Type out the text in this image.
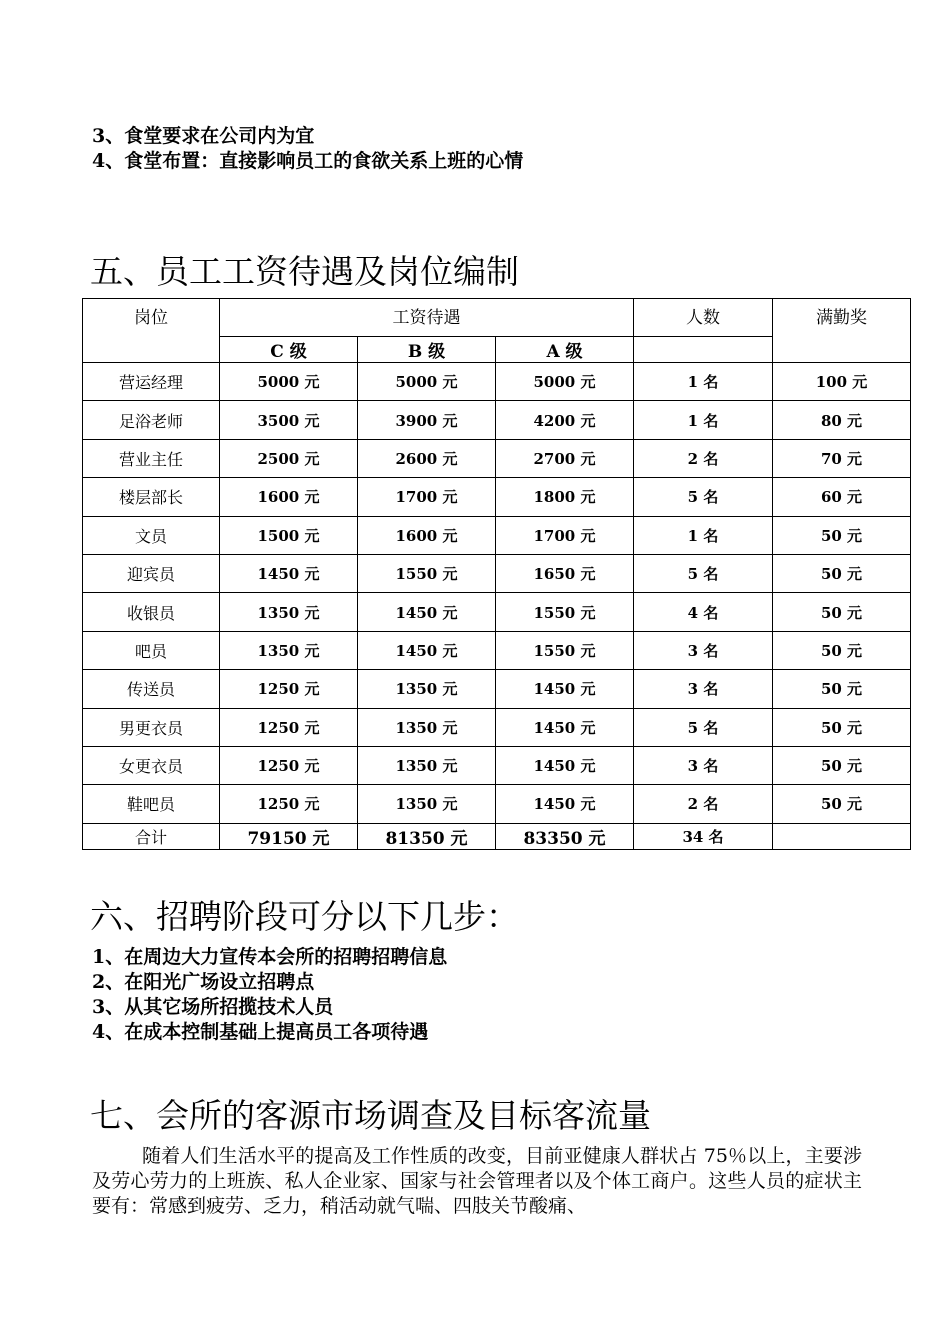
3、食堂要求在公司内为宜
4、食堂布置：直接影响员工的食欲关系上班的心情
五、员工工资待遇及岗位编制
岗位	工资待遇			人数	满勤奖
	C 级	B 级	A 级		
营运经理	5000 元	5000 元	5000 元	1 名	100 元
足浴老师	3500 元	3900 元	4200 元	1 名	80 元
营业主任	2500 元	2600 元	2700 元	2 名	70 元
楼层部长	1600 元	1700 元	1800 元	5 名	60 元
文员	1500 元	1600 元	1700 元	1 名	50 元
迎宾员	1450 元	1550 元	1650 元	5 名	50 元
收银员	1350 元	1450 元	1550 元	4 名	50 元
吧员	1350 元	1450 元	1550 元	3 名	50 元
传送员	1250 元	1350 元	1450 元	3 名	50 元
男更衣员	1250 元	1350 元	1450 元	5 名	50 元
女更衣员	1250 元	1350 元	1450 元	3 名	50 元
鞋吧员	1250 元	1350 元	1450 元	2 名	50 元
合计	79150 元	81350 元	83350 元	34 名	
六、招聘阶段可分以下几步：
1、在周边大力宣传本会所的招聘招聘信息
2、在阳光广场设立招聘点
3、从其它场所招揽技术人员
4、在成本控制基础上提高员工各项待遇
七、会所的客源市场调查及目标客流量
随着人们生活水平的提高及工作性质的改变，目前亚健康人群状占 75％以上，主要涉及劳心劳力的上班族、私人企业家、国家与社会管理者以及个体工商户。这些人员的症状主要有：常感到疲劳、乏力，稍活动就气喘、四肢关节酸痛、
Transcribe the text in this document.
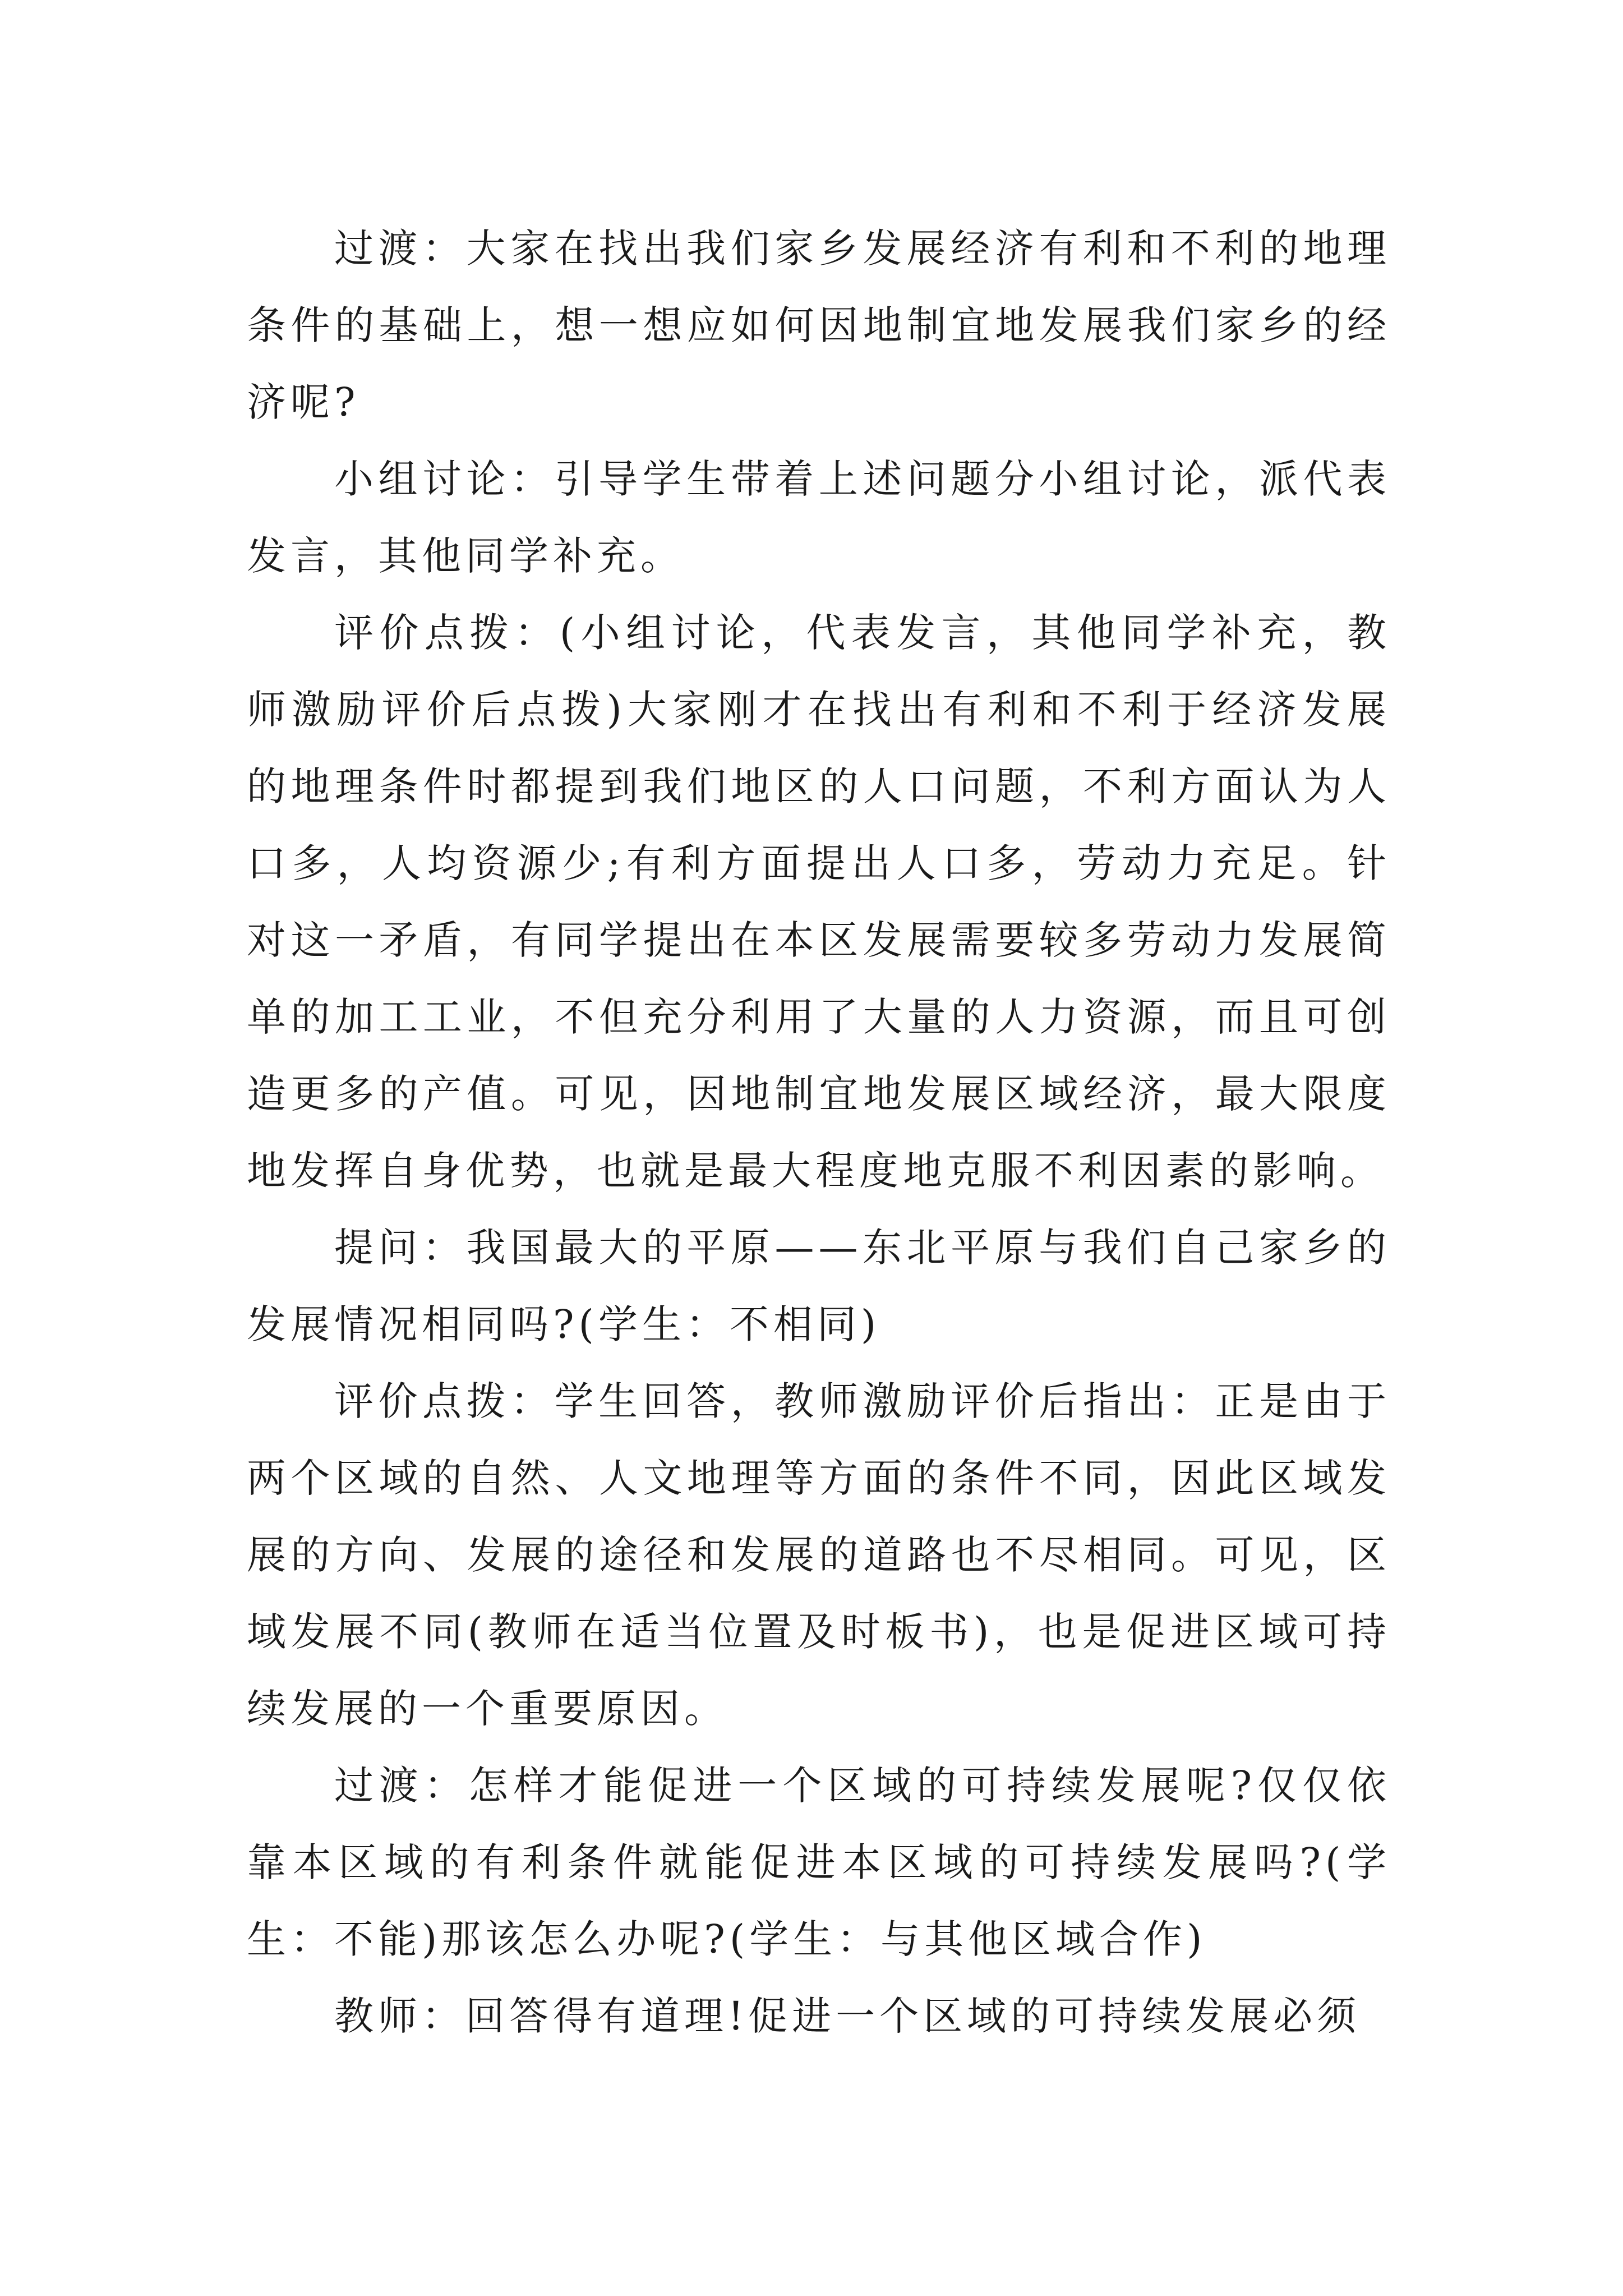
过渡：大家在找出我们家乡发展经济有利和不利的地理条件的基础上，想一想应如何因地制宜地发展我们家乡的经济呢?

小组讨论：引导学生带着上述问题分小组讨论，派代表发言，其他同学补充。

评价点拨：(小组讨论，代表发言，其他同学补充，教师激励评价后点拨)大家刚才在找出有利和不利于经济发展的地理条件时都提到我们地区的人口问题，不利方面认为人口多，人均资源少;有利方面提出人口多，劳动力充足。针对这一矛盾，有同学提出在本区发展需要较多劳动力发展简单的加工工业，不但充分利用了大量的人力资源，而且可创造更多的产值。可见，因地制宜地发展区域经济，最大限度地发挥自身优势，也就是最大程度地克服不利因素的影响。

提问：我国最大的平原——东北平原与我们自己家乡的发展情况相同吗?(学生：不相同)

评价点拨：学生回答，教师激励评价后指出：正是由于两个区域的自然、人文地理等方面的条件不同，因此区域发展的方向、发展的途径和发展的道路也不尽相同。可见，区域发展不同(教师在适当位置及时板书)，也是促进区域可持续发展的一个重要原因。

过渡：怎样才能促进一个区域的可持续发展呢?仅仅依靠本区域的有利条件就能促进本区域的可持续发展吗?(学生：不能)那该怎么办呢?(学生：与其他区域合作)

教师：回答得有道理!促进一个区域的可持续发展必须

_TASK PROMPT_:
Copy the listing in full and without alteration, omitting every picture.

_EXPECTED ANSWER_:
Type out the text in this image.
3、食堂要求在公司内为宜
4、食堂布置：直接影响员工的食欲关系上班的心情
五、员工工资待遇及岗位编制
岗位	工资待遇			人数	满勤奖
	C 级	B 级	A 级		
营运经理	5000 元	5000 元	5000 元	1 名	100 元
足浴老师	3500 元	3900 元	4200 元	1 名	80 元
营业主任	2500 元	2600 元	2700 元	2 名	70 元
楼层部长	1600 元	1700 元	1800 元	5 名	60 元
文员	1500 元	1600 元	1700 元	1 名	50 元
迎宾员	1450 元	1550 元	1650 元	5 名	50 元
收银员	1350 元	1450 元	1550 元	4 名	50 元
吧员	1350 元	1450 元	1550 元	3 名	50 元
传送员	1250 元	1350 元	1450 元	3 名	50 元
男更衣员	1250 元	1350 元	1450 元	5 名	50 元
女更衣员	1250 元	1350 元	1450 元	3 名	50 元
鞋吧员	1250 元	1350 元	1450 元	2 名	50 元
合计	79150 元	81350 元	83350 元	34 名	
六、招聘阶段可分以下几步：
1、在周边大力宣传本会所的招聘招聘信息
2、在阳光广场设立招聘点
3、从其它场所招揽技术人员
4、在成本控制基础上提高员工各项待遇
七、会所的客源市场调查及目标客流量
随着人们生活水平的提高及工作性质的改变，目前亚健康人群状占 75％以上，主要涉及劳心劳力的上班族、私人企业家、国家与社会管理者以及个体工商户。这些人员的症状主要有：常感到疲劳、乏力，稍活动就气喘、四肢关节酸痛、
Transcribe the text in this document.
过渡：大家在找出我们家乡发展经济有利和不利的地理条件的基础上，想一想应如何因地制宜地发展我们家乡的经济呢?

小组讨论：引导学生带着上述问题分小组讨论，派代表发言，其他同学补充。

评价点拨：(小组讨论，代表发言，其他同学补充，教师激励评价后点拨)大家刚才在找出有利和不利于经济发展的地理条件时都提到我们地区的人口问题，不利方面认为人口多，人均资源少;有利方面提出人口多，劳动力充足。针对这一矛盾，有同学提出在本区发展需要较多劳动力发展简单的加工工业，不但充分利用了大量的人力资源，而且可创造更多的产值。可见，因地制宜地发展区域经济，最大限度地发挥自身优势，也就是最大程度地克服不利因素的影响。

提问：我国最大的平原——东北平原与我们自己家乡的发展情况相同吗?(学生：不相同)

评价点拨：学生回答，教师激励评价后指出：正是由于两个区域的自然、人文地理等方面的条件不同，因此区域发展的方向、发展的途径和发展的道路也不尽相同。可见，区域发展不同(教师在适当位置及时板书)，也是促进区域可持续发展的一个重要原因。

过渡：怎样才能促进一个区域的可持续发展呢?仅仅依靠本区域的有利条件就能促进本区域的可持续发展吗?(学生：不能)那该怎么办呢?(学生：与其他区域合作)

教师：回答得有道理!促进一个区域的可持续发展必须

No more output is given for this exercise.